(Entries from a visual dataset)

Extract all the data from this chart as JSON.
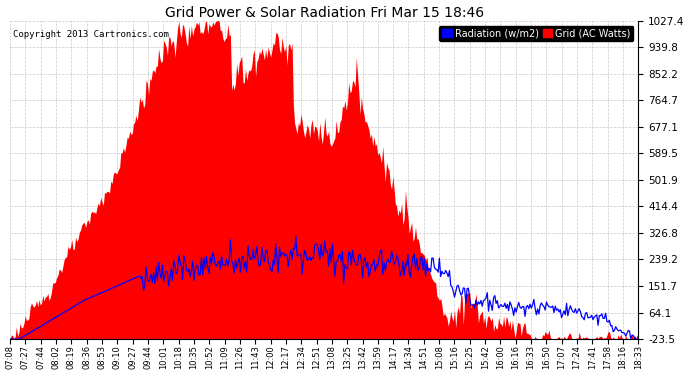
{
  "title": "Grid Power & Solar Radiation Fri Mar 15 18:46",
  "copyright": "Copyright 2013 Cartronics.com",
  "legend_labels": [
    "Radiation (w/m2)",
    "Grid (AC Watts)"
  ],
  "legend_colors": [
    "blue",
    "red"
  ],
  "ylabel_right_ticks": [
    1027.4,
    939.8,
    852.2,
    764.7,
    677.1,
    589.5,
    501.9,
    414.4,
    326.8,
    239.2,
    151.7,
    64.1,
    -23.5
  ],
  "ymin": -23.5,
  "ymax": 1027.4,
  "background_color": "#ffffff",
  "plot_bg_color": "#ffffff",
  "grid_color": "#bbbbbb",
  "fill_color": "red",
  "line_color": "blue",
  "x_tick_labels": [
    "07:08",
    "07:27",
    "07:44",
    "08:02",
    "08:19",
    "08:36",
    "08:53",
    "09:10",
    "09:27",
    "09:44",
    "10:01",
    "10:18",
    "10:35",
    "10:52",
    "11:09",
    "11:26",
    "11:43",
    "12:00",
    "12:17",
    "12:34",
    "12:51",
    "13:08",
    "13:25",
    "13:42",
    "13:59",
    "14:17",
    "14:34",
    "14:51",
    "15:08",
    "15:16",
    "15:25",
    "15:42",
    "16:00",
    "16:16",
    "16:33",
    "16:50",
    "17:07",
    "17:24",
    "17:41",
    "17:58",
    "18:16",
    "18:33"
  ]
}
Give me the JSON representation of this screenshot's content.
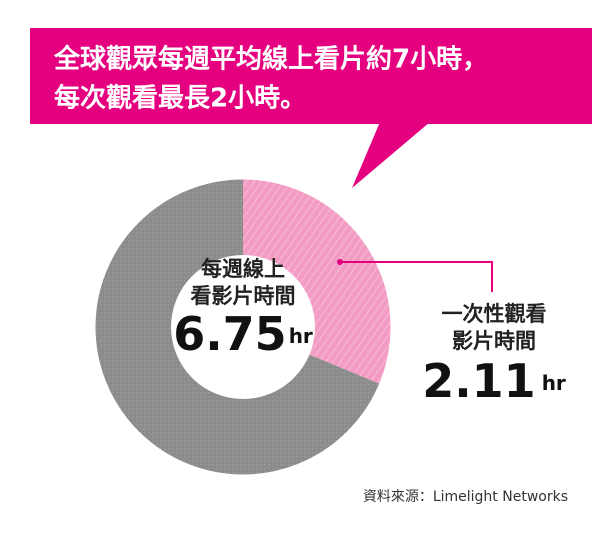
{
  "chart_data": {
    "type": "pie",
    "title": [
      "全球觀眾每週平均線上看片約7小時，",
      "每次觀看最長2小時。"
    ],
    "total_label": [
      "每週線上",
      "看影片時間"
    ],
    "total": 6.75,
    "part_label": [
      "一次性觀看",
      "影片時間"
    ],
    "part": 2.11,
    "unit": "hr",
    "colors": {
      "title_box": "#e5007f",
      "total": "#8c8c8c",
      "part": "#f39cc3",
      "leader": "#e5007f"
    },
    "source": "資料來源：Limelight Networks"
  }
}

**TASK TO CARRY OUT**
Copy only this, please: the line with "Give me the" and every line after it through the end of the data, with no pictures.

**SOLUTION TO THIS EXERCISE**
Give me the JSON representation of this screenshot's content.
{
  "chart_data": {
    "type": "pie",
    "title": [
      "全球觀眾每週平均線上看片約7小時，",
      "每次觀看最長2小時。"
    ],
    "total_label": [
      "每週線上",
      "看影片時間"
    ],
    "total": 6.75,
    "part_label": [
      "一次性觀看",
      "影片時間"
    ],
    "part": 2.11,
    "unit": "hr",
    "colors": {
      "title_box": "#e5007f",
      "total": "#8c8c8c",
      "part": "#f39cc3",
      "leader": "#e5007f"
    },
    "source": "資料來源：Limelight Networks"
  }
}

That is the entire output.